Kamala Harris’s home town cheers historic White House run: ‘She’s going to do it’

A bold mural with black-and-white images of people, including Kamala Harris, among rays of color.
A mural by Miriam Klein Stahl, Eric Norberg and the Arts and Humanities Academy at Berkeley high school, shows Kamala Harris on a wall at the elementary school in Berkeley, California, where she went to school. Photograph: John G Mabanglo/EPA

As Kamala Harris emerged as the Democratic frontrunner to replace Joe Biden, residents of her home town of Berkeley, California, greeted the news of her potentially history-making White House run with enthusiasm – and some trepidation.

Those who once knew her as a little girl living above a daycare on Bancroft Avenue were proud of their home town hero and – like many Democratic supporters in the US – hopeful she has a better chance than Joe Biden of beating Donald Trump.

“This was where her story began,” said Carole Porter, 60, standing on a corner where she and Harris waited for the school bus starting as first-graders, both participating in a city campaign to desegregate local schools. “For people of color and for women, once she breaks that glass ceiling – and I’m sure she’s going to do it – there’s no going back.”

Days after Biden’s historic decision to exit the US presidential race, Democrats have largely coalesced around the vice-president – raising a record $81m in 24 hours for her campaign and gaining the support of top party members including Alexandria Ocasio-Cortez, Nancy Pelosi and Biden himself.

Born in Oakland, Harris moved to the neighboring city of Berkeley where she lived until she was 12 with her single mother, Shyamala, and sister, Maya. She later served as San Francisco district attorney and California attorney general, before becoming the state’s junior senator.

The East Bay neighborhood where Harris and Porter rode bikes as children is steeped in political and cultural history. Across the street is the former home of the first Black mayor of Berkeley, and several blocks away sits a school where the radical Black Panthers organization first organized free breakfasts for children. Its founder, Huey P Newton, frequented the area.

Harris joined that legacy in 2020, when she became the first woman in US history and the first Black woman and woman of south Asian descent to be elected as vice-president. Now she stands poised to make history once again as the first woman of color to lead a presidential ticket and – if she wins – the first female president of the United States.

Porter said coming from this area, historically a red-lined district primarily inhabited by Black and immigrant families, gives her “a broad perspective”.

“I think because we were in such an accepting environment of all people, that is where her baseline is,” Porter said. “She has no obstacles, no judgment and no thinking that she has to do or be anything different than who she is.”

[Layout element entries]
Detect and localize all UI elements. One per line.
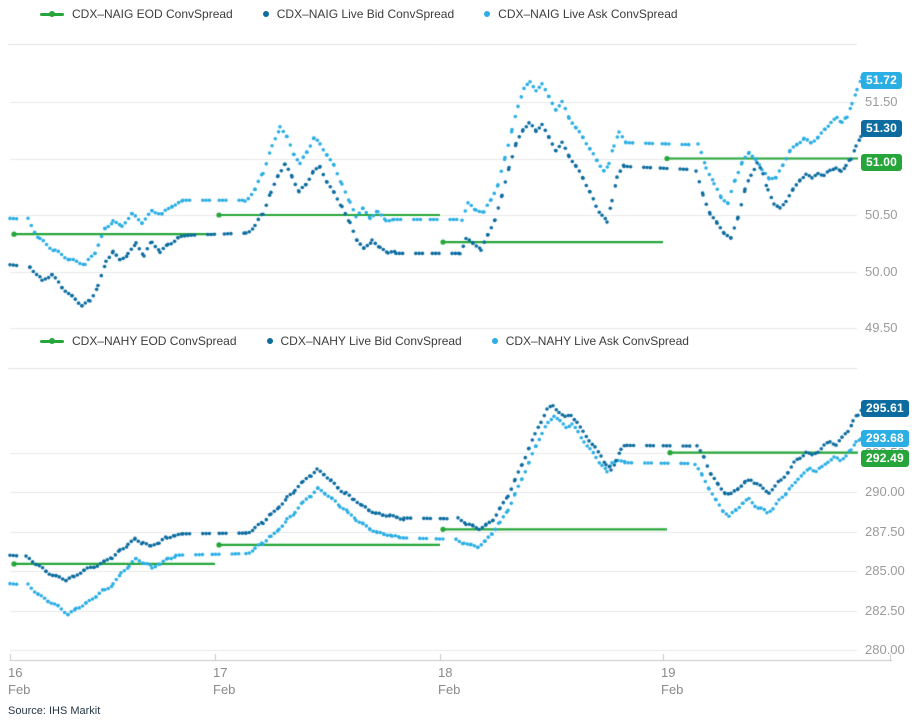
y-axis-label: 285.00 xyxy=(865,563,905,578)
legend-naig: CDX–NAIG EOD ConvSpread CDX–NAIG Live Bid… xyxy=(40,7,678,21)
y-axis-label: 49.50 xyxy=(865,320,898,335)
legend-item-label: CDX–NAIG Live Ask ConvSpread xyxy=(498,7,678,21)
legend-item-cdx-nahy-eod[interactable]: CDX–NAHY EOD ConvSpread xyxy=(40,334,237,348)
x-axis-label: 19 Feb xyxy=(661,665,684,697)
legend-item-cdx-naig-bid[interactable]: CDX–NAIG Live Bid ConvSpread xyxy=(262,7,455,21)
legend-item-label: CDX–NAIG EOD ConvSpread xyxy=(72,7,233,21)
x-axis-label: 18 Feb xyxy=(438,665,461,697)
source-label: Source: IHS Markit xyxy=(8,705,101,717)
y-axis-label: 280.00 xyxy=(865,642,905,657)
y-axis-label: 282.50 xyxy=(865,602,905,618)
ask-dot-marker-icon xyxy=(491,338,498,344)
bid-dot-marker-icon xyxy=(262,11,269,17)
legend-item-cdx-naig-eod[interactable]: CDX–NAIG EOD ConvSpread xyxy=(40,7,233,21)
y-axis-label: 50.50 xyxy=(865,207,898,222)
y-axis-label: 287.50 xyxy=(865,523,905,539)
y-axis-label: 290.00 xyxy=(865,484,905,499)
bid-last-value-badge: 295.61 xyxy=(861,399,909,417)
x-axis-label: 16 Feb xyxy=(8,665,31,697)
ask-last-value-badge: 51.72 xyxy=(861,71,903,89)
eod-last-value-badge: 51.00 xyxy=(861,153,903,171)
eod-last-value-badge: 292.49 xyxy=(861,449,909,467)
ask-dot-marker-icon xyxy=(484,11,491,17)
legend-item-cdx-nahy-ask[interactable]: CDX–NAHY Live Ask ConvSpread xyxy=(491,334,689,348)
bid-dot-marker-icon xyxy=(266,338,273,344)
legend-item-cdx-nahy-bid[interactable]: CDX–NAHY Live Bid ConvSpread xyxy=(266,334,462,348)
eod-line-marker-icon xyxy=(40,338,64,344)
y-axis-label: 51.50 xyxy=(865,94,898,109)
legend-item-label: CDX–NAHY EOD ConvSpread xyxy=(72,334,237,348)
ask-last-value-badge: 293.68 xyxy=(861,429,909,447)
legend-item-label: CDX–NAHY Live Ask ConvSpread xyxy=(505,334,689,348)
legend-nahy: CDX–NAHY EOD ConvSpread CDX–NAHY Live Bid… xyxy=(40,334,689,348)
legend-item-label: CDX–NAIG Live Bid ConvSpread xyxy=(276,7,455,21)
y-axis-label: 50.00 xyxy=(865,263,898,279)
eod-line-marker-icon xyxy=(40,11,64,17)
bid-last-value-badge: 51.30 xyxy=(861,119,903,137)
x-axis-label: 17 Feb xyxy=(213,665,236,697)
legend-item-label: CDX–NAHY Live Bid ConvSpread xyxy=(280,334,462,348)
legend-item-cdx-naig-ask[interactable]: CDX–NAIG Live Ask ConvSpread xyxy=(484,7,678,21)
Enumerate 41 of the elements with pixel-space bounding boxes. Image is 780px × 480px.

*REQUIRED TASK 1*: Using the article about Kamala Harris's home town, decide whether each statement agrees with it: (a) Harris lived in Berkeley until she was 12. (b) Harris was born in Berkeley. (c) The record $81m for her campaign was raised over a week. For each, answer yes or no and quote the deciding words.
*REQUIRED TASK 2*: Write the next part of the article about Kamala Harris's home town, picking up after its final sentence.

*RESPONSE 1*:
(a) Yes: "she lived until she was 12 with her single mother, Shyamala, and sister, Maya."
(b) No: "Born in Oakland, Harris moved to the neighboring city of Berkeley."
(c) No: "raising a record $81m in 24 hours for her campaign."

*RESPONSE 2*:
Biden’s decision to step aside came as a relief to many, following weeks of concern among Democratic party members and voters that the president was not fit to run for re-election. Still, some voters in Harris’ former stomping grounds are wary of her chances in November.

Tina, a 60-year-old voter who requested not to be quoted by last name, said she was “thrilled” to hear Harris is being considered as the top candidate, but questioned whether she will be able to win. “She’s got a lot stacked against her,” she said. “I mean, we weren’t even able to vote a white woman into the White House before.”

Other voters echoed those concerns. “I worry about the misogyny vote,” said Pat Roberto, a woman strolling down Solano Avenue, a street adjacent to Thousand Oaks elementary school, which Harris attended as a child. “She wouldn’t have been my ideal, but she is better than Trump, and that’s what we need – to get him out.”

Although Trump is expected to attack Harris as being further left than Biden on many issues, voters in her blue home state have often criticized the former prosecutor for being too centrist or even conservative on some issues.

“I have never been a big supporter of her, because she is a prosecutor and I am kind of on the other end of the spectrum,” said Paula Dodd, a 69-year-old voter who has lived in the Bay Area her whole life and was enjoying lunch near Harris’s former elementary school. “She’s definitely not a traditional Californian in that regard – she’s not super progressive.”

Brian Dodd, lunching at the same table, said that could be seen as a strength for Harris. “That’s what gives me hope, that she can appeal to more people,” he said.

Polling has shown Harris’s favorability ratings are similar to those of Trump and Biden. A June AP-Norc poll found about four in 10 Americans have a favorable opinion of her, though the share of those who have unfavorable opinion was slightly lower than for Trump and Biden.

Despite misgivings, there was an air of excitement in the neighborhood on Monday. “We figure they’ll be renaming the school after she gets elected,” Brian Dodd said.